» **Stated exercise**: Quote every line as given.

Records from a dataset
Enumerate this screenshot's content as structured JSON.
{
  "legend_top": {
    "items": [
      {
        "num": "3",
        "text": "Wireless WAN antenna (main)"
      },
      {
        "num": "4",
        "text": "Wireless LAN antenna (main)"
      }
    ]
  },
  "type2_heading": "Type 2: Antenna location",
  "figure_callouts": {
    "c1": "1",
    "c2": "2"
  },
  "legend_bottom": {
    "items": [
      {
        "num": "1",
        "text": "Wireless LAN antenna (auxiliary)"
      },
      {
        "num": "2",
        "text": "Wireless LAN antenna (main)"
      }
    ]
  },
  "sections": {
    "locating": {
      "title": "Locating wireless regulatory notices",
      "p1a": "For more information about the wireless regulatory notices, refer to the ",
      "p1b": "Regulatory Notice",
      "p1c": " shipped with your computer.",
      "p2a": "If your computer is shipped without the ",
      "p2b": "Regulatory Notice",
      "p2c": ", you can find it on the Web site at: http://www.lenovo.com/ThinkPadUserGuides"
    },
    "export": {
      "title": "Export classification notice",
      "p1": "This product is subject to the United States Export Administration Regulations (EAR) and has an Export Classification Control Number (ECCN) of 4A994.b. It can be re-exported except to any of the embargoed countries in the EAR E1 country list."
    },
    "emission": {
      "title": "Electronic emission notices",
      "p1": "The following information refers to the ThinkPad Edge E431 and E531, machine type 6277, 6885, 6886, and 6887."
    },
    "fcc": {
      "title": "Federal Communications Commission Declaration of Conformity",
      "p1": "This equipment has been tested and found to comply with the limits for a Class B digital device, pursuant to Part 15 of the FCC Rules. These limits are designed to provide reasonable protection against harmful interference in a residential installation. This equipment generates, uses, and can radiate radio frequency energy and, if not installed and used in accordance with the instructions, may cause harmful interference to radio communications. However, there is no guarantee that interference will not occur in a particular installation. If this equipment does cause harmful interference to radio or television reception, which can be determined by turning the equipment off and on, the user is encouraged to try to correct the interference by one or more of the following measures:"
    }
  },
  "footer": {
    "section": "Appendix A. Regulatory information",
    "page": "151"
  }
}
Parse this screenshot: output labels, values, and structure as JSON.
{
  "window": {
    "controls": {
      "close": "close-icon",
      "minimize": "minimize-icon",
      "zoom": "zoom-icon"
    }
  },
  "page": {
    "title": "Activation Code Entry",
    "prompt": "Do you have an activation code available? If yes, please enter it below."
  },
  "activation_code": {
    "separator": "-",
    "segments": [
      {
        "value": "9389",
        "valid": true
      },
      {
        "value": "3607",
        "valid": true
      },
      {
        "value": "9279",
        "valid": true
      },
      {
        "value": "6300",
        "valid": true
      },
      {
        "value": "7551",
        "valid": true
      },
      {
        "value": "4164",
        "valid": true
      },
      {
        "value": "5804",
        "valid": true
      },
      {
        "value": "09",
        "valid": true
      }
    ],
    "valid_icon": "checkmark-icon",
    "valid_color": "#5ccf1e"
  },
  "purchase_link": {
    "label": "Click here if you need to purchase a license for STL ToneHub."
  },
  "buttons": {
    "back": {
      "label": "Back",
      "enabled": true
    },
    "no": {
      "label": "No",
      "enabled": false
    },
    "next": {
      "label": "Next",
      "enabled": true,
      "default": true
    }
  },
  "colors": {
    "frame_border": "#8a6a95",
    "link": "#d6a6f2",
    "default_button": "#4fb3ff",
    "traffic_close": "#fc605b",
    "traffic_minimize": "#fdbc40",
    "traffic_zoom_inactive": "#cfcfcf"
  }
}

» **Solution for this exercise**:
Enumerate this screenshot's content as structured JSON.
{
  "legend_top": {
    "items": [
      {
        "num": "3",
        "text": "Wireless WAN antenna (main)"
      },
      {
        "num": "4",
        "text": "Wireless LAN antenna (main)"
      }
    ]
  },
  "type2_heading": "Type 2: Antenna location",
  "figure_callouts": {
    "c1": "1",
    "c2": "2"
  },
  "legend_bottom": {
    "items": [
      {
        "num": "1",
        "text": "Wireless LAN antenna (auxiliary)"
      },
      {
        "num": "2",
        "text": "Wireless LAN antenna (main)"
      }
    ]
  },
  "sections": {
    "locating": {
      "title": "Locating wireless regulatory notices",
      "p1a": "For more information about the wireless regulatory notices, refer to the ",
      "p1b": "Regulatory Notice",
      "p1c": " shipped with your computer.",
      "p2a": "If your computer is shipped without the ",
      "p2b": "Regulatory Notice",
      "p2c": ", you can find it on the Web site at: http://www.lenovo.com/ThinkPadUserGuides"
    },
    "export": {
      "title": "Export classification notice",
      "p1": "This product is subject to the United States Export Administration Regulations (EAR) and has an Export Classification Control Number (ECCN) of 4A994.b. It can be re-exported except to any of the embargoed countries in the EAR E1 country list."
    },
    "emission": {
      "title": "Electronic emission notices",
      "p1": "The following information refers to the ThinkPad Edge E431 and E531, machine type 6277, 6885, 6886, and 6887."
    },
    "fcc": {
      "title": "Federal Communications Commission Declaration of Conformity",
      "p1": "This equipment has been tested and found to comply with the limits for a Class B digital device, pursuant to Part 15 of the FCC Rules. These limits are designed to provide reasonable protection against harmful interference in a residential installation. This equipment generates, uses, and can radiate radio frequency energy and, if not installed and used in accordance with the instructions, may cause harmful interference to radio communications. However, there is no guarantee that interference will not occur in a particular installation. If this equipment does cause harmful interference to radio or television reception, which can be determined by turning the equipment off and on, the user is encouraged to try to correct the interference by one or more of the following measures:"
    }
  },
  "footer": {
    "section": "Appendix A. Regulatory information",
    "page": "151"
  }
}
Parse this screenshot: output labels, values, and structure as JSON.
{
  "window": {
    "controls": {
      "close": "close-icon",
      "minimize": "minimize-icon",
      "zoom": "zoom-icon"
    }
  },
  "page": {
    "title": "Activation Code Entry",
    "prompt": "Do you have an activation code available? If yes, please enter it below."
  },
  "activation_code": {
    "separator": "-",
    "segments": [
      {
        "value": "9389",
        "valid": true
      },
      {
        "value": "3607",
        "valid": true
      },
      {
        "value": "9279",
        "valid": true
      },
      {
        "value": "6300",
        "valid": true
      },
      {
        "value": "7551",
        "valid": true
      },
      {
        "value": "4164",
        "valid": true
      },
      {
        "value": "5804",
        "valid": true
      },
      {
        "value": "09",
        "valid": true
      }
    ],
    "valid_icon": "checkmark-icon",
    "valid_color": "#5ccf1e"
  },
  "purchase_link": {
    "label": "Click here if you need to purchase a license for STL ToneHub."
  },
  "buttons": {
    "back": {
      "label": "Back",
      "enabled": true
    },
    "no": {
      "label": "No",
      "enabled": false
    },
    "next": {
      "label": "Next",
      "enabled": true,
      "default": true
    }
  },
  "colors": {
    "frame_border": "#8a6a95",
    "link": "#d6a6f2",
    "default_button": "#4fb3ff",
    "traffic_close": "#fc605b",
    "traffic_minimize": "#fdbc40",
    "traffic_zoom_inactive": "#cfcfcf"
  }
}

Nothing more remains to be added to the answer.